#### [Task description]
Make an exact copy of the listing below.

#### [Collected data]

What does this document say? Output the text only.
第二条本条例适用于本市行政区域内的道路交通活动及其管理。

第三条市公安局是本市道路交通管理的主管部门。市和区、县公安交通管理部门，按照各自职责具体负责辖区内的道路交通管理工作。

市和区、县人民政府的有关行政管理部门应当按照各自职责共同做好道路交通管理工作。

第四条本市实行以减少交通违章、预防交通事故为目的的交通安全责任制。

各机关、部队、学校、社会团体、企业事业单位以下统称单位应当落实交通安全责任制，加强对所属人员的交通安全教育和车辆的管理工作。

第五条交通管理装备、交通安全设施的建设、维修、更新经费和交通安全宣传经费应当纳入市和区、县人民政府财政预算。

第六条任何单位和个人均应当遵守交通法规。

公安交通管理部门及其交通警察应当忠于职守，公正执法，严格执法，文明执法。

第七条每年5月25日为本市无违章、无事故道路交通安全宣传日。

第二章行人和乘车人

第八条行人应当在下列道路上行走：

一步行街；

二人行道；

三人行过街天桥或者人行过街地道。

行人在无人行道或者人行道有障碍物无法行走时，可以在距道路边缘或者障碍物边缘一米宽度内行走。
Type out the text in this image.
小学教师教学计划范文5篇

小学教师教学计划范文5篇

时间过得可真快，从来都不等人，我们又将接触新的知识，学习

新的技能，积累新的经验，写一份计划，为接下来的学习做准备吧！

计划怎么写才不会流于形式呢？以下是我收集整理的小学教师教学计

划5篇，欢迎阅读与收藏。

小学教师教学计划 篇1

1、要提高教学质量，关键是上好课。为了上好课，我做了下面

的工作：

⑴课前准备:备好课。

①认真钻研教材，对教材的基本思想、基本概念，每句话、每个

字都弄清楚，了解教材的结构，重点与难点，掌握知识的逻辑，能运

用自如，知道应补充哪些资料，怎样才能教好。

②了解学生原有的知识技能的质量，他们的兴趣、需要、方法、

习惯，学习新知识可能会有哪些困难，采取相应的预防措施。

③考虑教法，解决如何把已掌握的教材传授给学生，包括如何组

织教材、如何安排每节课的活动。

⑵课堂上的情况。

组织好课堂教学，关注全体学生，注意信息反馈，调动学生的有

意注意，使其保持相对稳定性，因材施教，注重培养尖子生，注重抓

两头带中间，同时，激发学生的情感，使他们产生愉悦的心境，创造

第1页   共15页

#### [Finished exercise]
What does this document say? Output the text only.
第二条本条例适用于本市行政区域内的道路交通活动及其管理。

第三条市公安局是本市道路交通管理的主管部门。市和区、县公安交通管理部门，按照各自职责具体负责辖区内的道路交通管理工作。

市和区、县人民政府的有关行政管理部门应当按照各自职责共同做好道路交通管理工作。

第四条本市实行以减少交通违章、预防交通事故为目的的交通安全责任制。

各机关、部队、学校、社会团体、企业事业单位以下统称单位应当落实交通安全责任制，加强对所属人员的交通安全教育和车辆的管理工作。

第五条交通管理装备、交通安全设施的建设、维修、更新经费和交通安全宣传经费应当纳入市和区、县人民政府财政预算。

第六条任何单位和个人均应当遵守交通法规。

公安交通管理部门及其交通警察应当忠于职守，公正执法，严格执法，文明执法。

第七条每年5月25日为本市无违章、无事故道路交通安全宣传日。

第二章行人和乘车人

第八条行人应当在下列道路上行走：

一步行街；

二人行道；

三人行过街天桥或者人行过街地道。

行人在无人行道或者人行道有障碍物无法行走时，可以在距道路边缘或者障碍物边缘一米宽度内行走。
Type out the text in this image.
小学教师教学计划范文5篇

小学教师教学计划范文5篇

时间过得可真快，从来都不等人，我们又将接触新的知识，学习

新的技能，积累新的经验，写一份计划，为接下来的学习做准备吧！

计划怎么写才不会流于形式呢？以下是我收集整理的小学教师教学计

划5篇，欢迎阅读与收藏。

小学教师教学计划 篇1

1、要提高教学质量，关键是上好课。为了上好课，我做了下面

的工作：

⑴课前准备:备好课。

①认真钻研教材，对教材的基本思想、基本概念，每句话、每个

字都弄清楚，了解教材的结构，重点与难点，掌握知识的逻辑，能运

用自如，知道应补充哪些资料，怎样才能教好。

②了解学生原有的知识技能的质量，他们的兴趣、需要、方法、

习惯，学习新知识可能会有哪些困难，采取相应的预防措施。

③考虑教法，解决如何把已掌握的教材传授给学生，包括如何组

织教材、如何安排每节课的活动。

⑵课堂上的情况。

组织好课堂教学，关注全体学生，注意信息反馈，调动学生的有

意注意，使其保持相对稳定性，因材施教，注重培养尖子生，注重抓

两头带中间，同时，激发学生的情感，使他们产生愉悦的心境，创造

第1页   共15页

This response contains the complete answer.